Restate the whole of the material. Keep every word, and drop the pictures.

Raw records

────────

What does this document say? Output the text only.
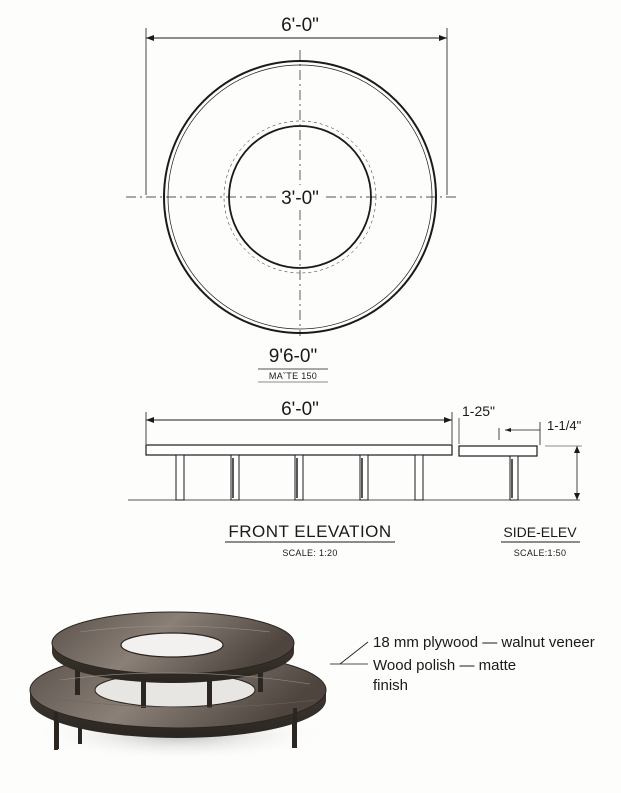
6'-0"
3'-0"
9'6-0"
MAˇTE 150
6'-0"
FRONT ELEVATION
SCALE: 1:20
1-25"
1-1/4"
SIDE-ELEV
SCALE:1:50
18 mm plywood — walnut veneer
Wood polish — matte
finish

────────

▶ COMPLETE RESPONSE
What does this document say? Output the text only.
6'-0"
3'-0"
9'6-0"
MAˇTE 150
6'-0"
FRONT ELEVATION
SCALE: 1:20
1-25"
1-1/4"
SIDE-ELEV
SCALE:1:50
18 mm plywood — walnut veneer
Wood polish — matte
finish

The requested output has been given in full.